DATASET CONTENT:
***

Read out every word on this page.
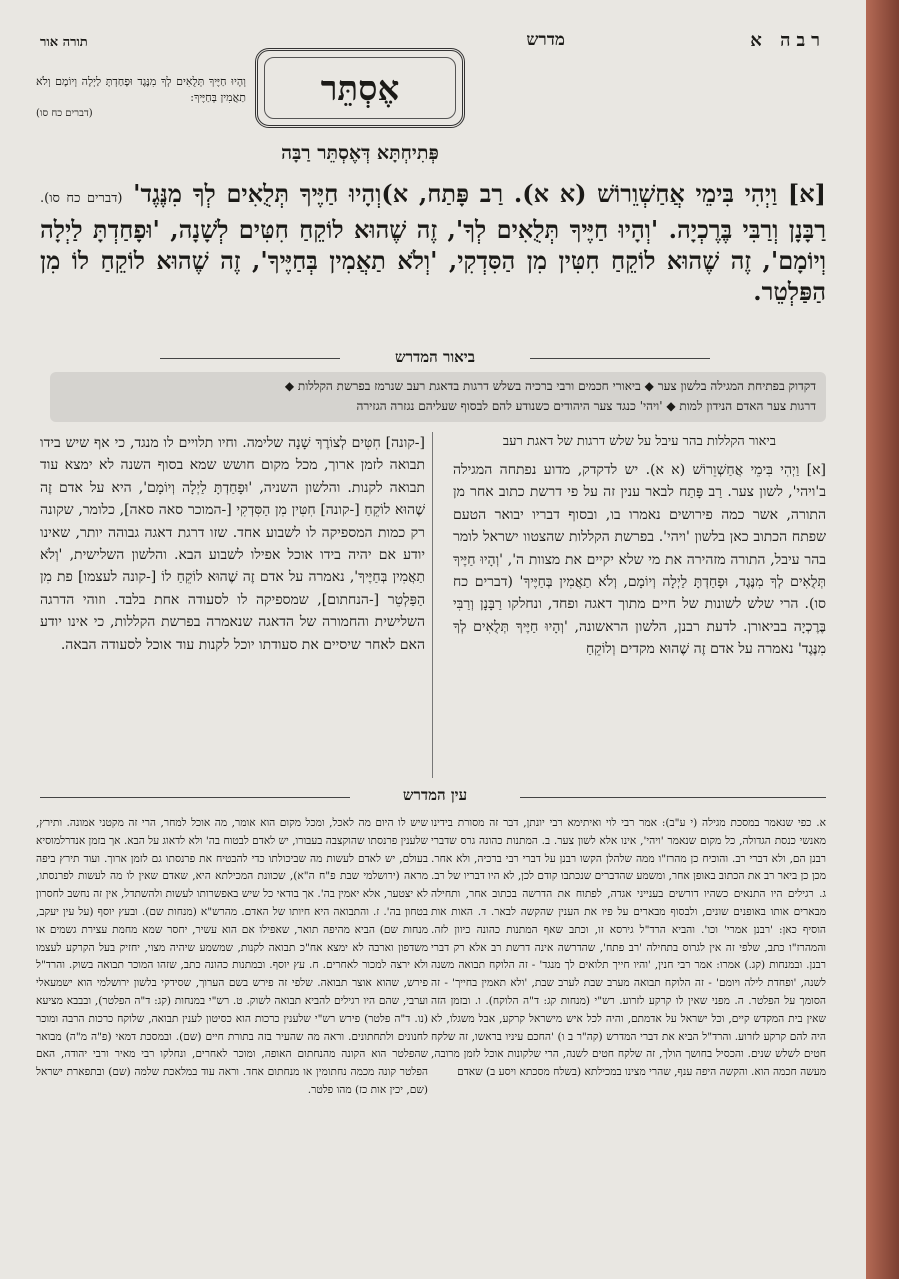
רבה א
מדרש
תורה אור
וְהָיוּ חַיֶּיךָ תְּלֻאִים לְךָ מִנֶּגֶד וּפָחַדְתָּ לַיְלָה וְיוֹמָם וְלֹא תַאֲמִין בְּחַיֶּיךָ:
(דברים כח סו)
אֶסְתֵּר
פְּתִיחְתָּא דְּאֶסְתֵּר רַבָּה
[א] וַיְהִי בִּימֵי אֲחַשְׁוֵרוֹשׁ (א א). רַב פָּתַח, א)וְהָיוּ חַיֶּיךָ תְּלֻאִים לְךָ מִנֶּגֶד' (דברים כח סו). רַבָּנָן וְרַבִּי בֶּרֶכְיָה. 'וְהָיוּ חַיֶּיךָ תְּלֻאִים לְךָ', זֶה שֶׁהוּא לוֹקֵחַ חִטִּים לְשָׁנָה, 'וּפָחַדְתָּ לַיְלָה וְיוֹמָם', זֶה שֶׁהוּא לוֹקֵחַ חִטִּין מִן הַסִּדְקִי, 'וְלֹא תַאֲמִין בְּחַיֶּיךָ', זֶה שֶׁהוּא לוֹקֵחַ לוֹ מִן הַפַּלְטֵר.
ביאור המדרש
דקדוק בפתיחת המגילה בלשון צער ◆ ביאורי חכמים ורבי ברכיה בשלש דרגות בדאגת רעב שנרמז בפרשת הקללות ◆
דרגות צער האדם הנידון למות ◆ 'ויהי' כנגד צער היהודים כשנודע להם לבסוף שעליהם נגזרה הגזירה
ביאור הקללות בהר עיבל על שלש דרגות של דאגת רעב
[א] וַיְהִי בִּימֵי אֲחַשְׁוֵרוֹשׁ (א א). יש לדקדק, מדוע נפתחה המגילה ב'ויהי', לשון צער. רַב פָּתַח לבאר ענין זה על פי דרשת כתוב אחר מן התורה, אשר כמה פירושים נאמרו בו, ובסוף דבריו יבואר הטעם שפתח הכתוב כאן בלשון 'ויהי'. בפרשת הקללות שהצטוו ישראל לומר בהר עיבל, התורה מזהירה את מי שלא יקיים את מצוות ה', 'וְהָיוּ חַיֶּיךָ תְּלֻאִים לְךָ מִנֶּגֶד, וּפָחַדְתָּ לַיְלָה וְיוֹמָם, וְלֹא תַאֲמִין בְּחַיֶּיךָ' (דברים כח סו). הרי שלש לשונות של חיים מתוך דאגה ופחד, ונחלקו רַבָּנָן וְרַבִּי בֶּרֶכְיָה בביאורן. לדעת רבנן, הלשון הראשונה, 'וְהָיוּ חַיֶּיךָ תְּלֻאִים לְךָ מִנֶּגֶד' נאמרה על אדם זֶה שֶׁהוּא מקדים וְלוֹקֵחַ
[-קונה] חִטִּים לְצוֹרֶךְ שָׁנָה שלימה. וחיו תלויים לו מנגד, כי אף שיש בידו תבואה לזמן ארוך, מכל מקום חושש שמא בסוף השנה לא ימצא עוד תבואה לקנות. והלשון השניה, 'וּפָחַדְתָּ לַיְלָה וְיוֹמָם', היא על אדם זֶה שֶׁהוּא לוֹקֵחַ [-קונה] חִטִּין מִן הַסִּדְקִי [-המוכר סאה סאה], כלומר, שקונה רק כמות המספיקה לו לשבוע אחד. שזו דרגת דאגה גבוהה יותר, שאינו יודע אם יהיה בידו אוכל אפילו לשבוע הבא. והלשון השלישית, 'וְלֹא תַאֲמִין בְּחַיֶּיךָ', נאמרה על אדם זֶה שֶׁהוּא לוֹקֵחַ לוֹ [-קונה לעצמו] פת מִן הַפַּלְטֵר [-הנחתום], שמספיקה לו לסעודה אחת בלבד. וזוהי הדרגה השלישית והחמורה של הדאגה שנאמרה בפרשת הקללות, כי אינו יודע האם לאחר שיסיים את סעודתו יוכל לקנות עוד אוכל לסעודה הבאה.
עין המדרש
א. כפי שנאמר במסכת מגילה (י ע"ב): אמר רבי לוי ואיתימא רבי יונתן, דבר זה מסורת בידינו מאנשי כנסת הגדולה, כל מקום שנאמר 'ויהי', אינו אלא לשון צער. ב. המתנות כהונה גרס שדברי רבנן הם, ולא דברי רב. והוכיח כן מהרז"ו ממה שלהלן הקשו רבנן על דברי רבי ברכיה, ולא אחר. מכן כן ביאר רב את הכתוב באופן אחר, ומשמע שהדברים שנכתבו קודם לכן, לא היו דבריו של רב. ג. רגילים היו התנאים כשהיו דורשים בענייני אגדה, לפתוח את הדרשה בכתוב אחר, ותחילה מבארים אותו באופנים שונים, ולבסוף מבארים על פיו את הענין שהקשה לבאר. ד. האות אות הוסיף כאן: 'רבנן אמרי' וכו'. והביא הרד"ל גירסא זו, וכתב שאף המתנות כהונה כיוון לזה. והמהרז"ו כתב, שלפי זה אין לגרוס בתחילה 'רב פתח', שהדרשה אינה דרשת רב אלא רק דברי רבנן. ובמנחות (קג.) אמרו: אמר רבי חנין, 'והיו חייך תלואים לך מנגד' - זה הלוקח תבואה משנה לשנה, 'ופחדת לילה ויומם' - זה הלוקח תבואה מערב שבת לערב שבת, 'ולא תאמין בחייך' - זה הסומך על הפלטר. ה. מפני שאין לו קרקע לזרוע. רש"י (מנחות קג: ד"ה הלוקח). ו. ובזמן הזה שאין בית המקדש קיים, וכל ישראל על אדמתם, והיה לכל איש מישראל קרקע, אבל משגלו, לא היה להם קרקע לזרוע. והרד"ל הביא את דברי המדרש (קה"ר ב ו) 'החכם עיניו בראשו, זה שלקח חטים לשלש שנים. והכסיל בחושך הולך, זה שלקח חטים לשנה, הרי שלקונות אוכל לזמן מרובה, מעשה חכמה הוא. והקשה היפה ענף, שהרי מצינו במכילתא (בשלח מסכתא ויסע ב) שאדם
שיש לו היום מה לאכל, ומכל מקום הוא אומר, מה אוכל למחר, הרי זה מקטני אמונה. ותירץ, שלענין פרנסתו שהוקצבה בעבורו, יש לאדם לבטוח בה' ולא לדאוג על הבא. אך בזמן אנדרלמוסיא בעולם, יש לאדם לעשות מה שביכולתו כדי להבטיח את פרנסתו גם לזמן ארוך. ועוד תירץ ביפה מראה (ירושלמי שבת פ"ח ה"א), שכוונת המכילתא היא, שאדם שאין לו מה לעשות לפרנסתו, לא יצטער, אלא יאמין בה'. אך בודאי כל שיש באפשרותו לעשות ולהשתדל, אין זה נחשב לחסרון בטחון בה'. ז. והתבואה היא חיותו של האדם. מהרש"א (מנחות שם). ובעץ יוסף (על עין יעקב, מנחות שם) הביא מהיפה תואר, שאפילו אם הוא עשיר, יחסר שמא מחמת עצירת גשמים או משדפון וארבה לא ימצא אח"כ תבואה לקנות, שמשמע שיהיה מצוי, יחזיק בעל הקרקע לעצמו ולא ירצה למכור לאחרים. ח. עץ יוסף. ובמתנות כהונה כתב, שזהו המוכר תבואה בשוק. והרד"ל פירש, שהוא אוצר תבואה. שלפי זה פירש בשם הערוך, שסידקי בלשון ירושלמי הוא ישמעאלי וערבי, שהם היו רגילים להביא תבואה לשוק. ט. רש"י במנחות (קג: ד"ה הפלטר), ובבבא מציעא (נו. ד"ה פלטר) פירש רש"י שלענין כרכות הוא כסיטון לענין תבואה, שלוקח כרכות הרבה ומוכר לחנונים ולתחתונים. וראה מה שהעיר בזה בתורת חיים (שם). ובמסכת דמאי (פ"ה מ"ה) מבואר שהפלטר הוא הקונה מהנחתום האופה, ומוכר לאחרים, ונחלקו רבי מאיר ורבי יהודה, האם הפלטר קונה מכמה נחתומין או מנחתום אחד. וראה עוד במלאכת שלמה (שם) ובתפארת ישראל (שם, יכין אות כז) מהו פלטר.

***

WHAT THIS TASK INVOLVES: Gather up every line from the listing above in which the word "ורבי" occurs.

IN RESPONSE:
דקדוק בפתיחת המגילה בלשון צער ◆ ביאורי חכמים ורבי ברכיה בשלש דרגות בדאגת רעב שנרמז בפרשת הקללות ◆
שיש לו היום מה לאכל, ומכל מקום הוא אומר, מה אוכל למחר, הרי זה מקטני אמונה. ותירץ, שלענין פרנסתו שהוקצבה בעבורו, יש לאדם לבטוח בה' ולא לדאוג על הבא. אך בזמן אנדרלמוסיא בעולם, יש לאדם לעשות מה שביכולתו כדי להבטיח את פרנסתו גם לזמן ארוך. ועוד תירץ ביפה מראה (ירושלמי שבת פ"ח ה"א), שכוונת המכילתא היא, שאדם שאין לו מה לעשות לפרנסתו, לא יצטער, אלא יאמין בה'. אך בודאי כל שיש באפשרותו לעשות ולהשתדל, אין זה נחשב לחסרון בטחון בה'. ז. והתבואה היא חיותו של האדם. מהרש"א (מנחות שם). ובעץ יוסף (על עין יעקב, מנחות שם) הביא מהיפה תואר, שאפילו אם הוא עשיר, יחסר שמא מחמת עצירת גשמים או משדפון וארבה לא ימצא אח"כ תבואה לקנות, שמשמע שיהיה מצוי, יחזיק בעל הקרקע לעצמו ולא ירצה למכור לאחרים. ח. עץ יוסף. ובמתנות כהונה כתב, שזהו המוכר תבואה בשוק. והרד"ל פירש, שהוא אוצר תבואה. שלפי זה פירש בשם הערוך, שסידקי בלשון ירושלמי הוא ישמעאלי וערבי, שהם היו רגילים להביא תבואה לשוק. ט. רש"י במנחות (קג: ד"ה הפלטר), ובבבא מציעא (נו. ד"ה פלטר) פירש רש"י שלענין כרכות הוא כסיטון לענין תבואה, שלוקח כרכות הרבה ומוכר לחנונים ולתחתונים. וראה מה שהעיר בזה בתורת חיים (שם). ובמסכת דמאי (פ"ה מ"ה) מבואר שהפלטר הוא הקונה מהנחתום האופה, ומוכר לאחרים, ונחלקו רבי מאיר ורבי יהודה, האם הפלטר קונה מכמה נחתומין או מנחתום אחד. וראה עוד במלאכת שלמה (שם) ובתפארת ישראל (שם, יכין אות כז) מהו פלטר.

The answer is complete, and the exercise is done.